| TASK PROMPT |
Reproduce each line of the listing exactly.

| DATA PROVIDED |
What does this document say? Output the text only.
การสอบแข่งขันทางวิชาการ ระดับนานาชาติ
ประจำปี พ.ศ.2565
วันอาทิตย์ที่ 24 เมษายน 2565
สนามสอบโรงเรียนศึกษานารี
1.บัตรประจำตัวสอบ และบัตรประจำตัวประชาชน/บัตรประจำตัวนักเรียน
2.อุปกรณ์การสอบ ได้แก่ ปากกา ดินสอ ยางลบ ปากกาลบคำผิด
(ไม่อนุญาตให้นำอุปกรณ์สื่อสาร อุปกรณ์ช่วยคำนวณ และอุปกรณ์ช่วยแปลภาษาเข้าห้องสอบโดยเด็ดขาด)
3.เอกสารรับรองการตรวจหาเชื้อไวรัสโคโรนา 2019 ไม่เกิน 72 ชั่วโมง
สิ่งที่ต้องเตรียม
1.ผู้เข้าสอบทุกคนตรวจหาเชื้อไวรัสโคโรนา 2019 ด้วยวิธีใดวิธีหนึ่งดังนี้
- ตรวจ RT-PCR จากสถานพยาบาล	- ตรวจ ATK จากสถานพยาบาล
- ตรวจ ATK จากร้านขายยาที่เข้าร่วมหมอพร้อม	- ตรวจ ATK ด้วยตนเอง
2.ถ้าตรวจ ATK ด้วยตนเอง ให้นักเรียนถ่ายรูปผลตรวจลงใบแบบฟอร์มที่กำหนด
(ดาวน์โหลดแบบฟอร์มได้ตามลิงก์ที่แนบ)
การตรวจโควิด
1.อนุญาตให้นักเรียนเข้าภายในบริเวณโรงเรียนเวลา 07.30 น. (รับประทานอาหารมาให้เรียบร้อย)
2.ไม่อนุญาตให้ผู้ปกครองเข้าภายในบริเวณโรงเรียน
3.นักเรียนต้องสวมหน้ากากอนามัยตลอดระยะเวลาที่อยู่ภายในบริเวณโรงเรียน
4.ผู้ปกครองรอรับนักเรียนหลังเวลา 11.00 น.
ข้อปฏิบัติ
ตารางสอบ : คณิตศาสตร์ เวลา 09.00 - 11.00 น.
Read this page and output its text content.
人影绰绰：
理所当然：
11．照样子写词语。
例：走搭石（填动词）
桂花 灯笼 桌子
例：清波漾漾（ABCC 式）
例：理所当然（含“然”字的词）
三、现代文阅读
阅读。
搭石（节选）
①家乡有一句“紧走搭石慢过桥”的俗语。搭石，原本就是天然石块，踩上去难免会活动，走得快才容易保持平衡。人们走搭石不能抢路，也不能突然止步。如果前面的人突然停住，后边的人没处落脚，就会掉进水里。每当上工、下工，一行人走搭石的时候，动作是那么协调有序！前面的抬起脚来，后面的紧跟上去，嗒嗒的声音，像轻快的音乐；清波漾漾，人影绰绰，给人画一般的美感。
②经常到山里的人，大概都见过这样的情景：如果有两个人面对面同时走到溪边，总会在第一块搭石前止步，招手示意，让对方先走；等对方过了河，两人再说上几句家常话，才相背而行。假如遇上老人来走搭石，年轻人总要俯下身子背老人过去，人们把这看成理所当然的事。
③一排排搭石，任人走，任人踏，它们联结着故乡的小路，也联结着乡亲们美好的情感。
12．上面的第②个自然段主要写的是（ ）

| TASK ANSWER |
What does this document say? Output the text only.
การสอบแข่งขันทางวิชาการ ระดับนานาชาติ
ประจำปี พ.ศ.2565
วันอาทิตย์ที่ 24 เมษายน 2565
สนามสอบโรงเรียนศึกษานารี
1.บัตรประจำตัวสอบ และบัตรประจำตัวประชาชน/บัตรประจำตัวนักเรียน
2.อุปกรณ์การสอบ ได้แก่ ปากกา ดินสอ ยางลบ ปากกาลบคำผิด
(ไม่อนุญาตให้นำอุปกรณ์สื่อสาร อุปกรณ์ช่วยคำนวณ และอุปกรณ์ช่วยแปลภาษาเข้าห้องสอบโดยเด็ดขาด)
3.เอกสารรับรองการตรวจหาเชื้อไวรัสโคโรนา 2019 ไม่เกิน 72 ชั่วโมง
สิ่งที่ต้องเตรียม
1.ผู้เข้าสอบทุกคนตรวจหาเชื้อไวรัสโคโรนา 2019 ด้วยวิธีใดวิธีหนึ่งดังนี้
- ตรวจ RT-PCR จากสถานพยาบาล	- ตรวจ ATK จากสถานพยาบาล
- ตรวจ ATK จากร้านขายยาที่เข้าร่วมหมอพร้อม	- ตรวจ ATK ด้วยตนเอง
2.ถ้าตรวจ ATK ด้วยตนเอง ให้นักเรียนถ่ายรูปผลตรวจลงใบแบบฟอร์มที่กำหนด
(ดาวน์โหลดแบบฟอร์มได้ตามลิงก์ที่แนบ)
การตรวจโควิด
1.อนุญาตให้นักเรียนเข้าภายในบริเวณโรงเรียนเวลา 07.30 น. (รับประทานอาหารมาให้เรียบร้อย)
2.ไม่อนุญาตให้ผู้ปกครองเข้าภายในบริเวณโรงเรียน
3.นักเรียนต้องสวมหน้ากากอนามัยตลอดระยะเวลาที่อยู่ภายในบริเวณโรงเรียน
4.ผู้ปกครองรอรับนักเรียนหลังเวลา 11.00 น.
ข้อปฏิบัติ
ตารางสอบ : คณิตศาสตร์ เวลา 09.00 - 11.00 น.
Read this page and output its text content.
人影绰绰：
理所当然：
11．照样子写词语。
例：走搭石（填动词）
桂花 灯笼 桌子
例：清波漾漾（ABCC 式）
例：理所当然（含“然”字的词）
三、现代文阅读
阅读。
搭石（节选）
①家乡有一句“紧走搭石慢过桥”的俗语。搭石，原本就是天然石块，踩上去难免会活动，走得快才容易保持平衡。人们走搭石不能抢路，也不能突然止步。如果前面的人突然停住，后边的人没处落脚，就会掉进水里。每当上工、下工，一行人走搭石的时候，动作是那么协调有序！前面的抬起脚来，后面的紧跟上去，嗒嗒的声音，像轻快的音乐；清波漾漾，人影绰绰，给人画一般的美感。
②经常到山里的人，大概都见过这样的情景：如果有两个人面对面同时走到溪边，总会在第一块搭石前止步，招手示意，让对方先走；等对方过了河，两人再说上几句家常话，才相背而行。假如遇上老人来走搭石，年轻人总要俯下身子背老人过去，人们把这看成理所当然的事。
③一排排搭石，任人走，任人踏，它们联结着故乡的小路，也联结着乡亲们美好的情感。
12．上面的第②个自然段主要写的是（ ）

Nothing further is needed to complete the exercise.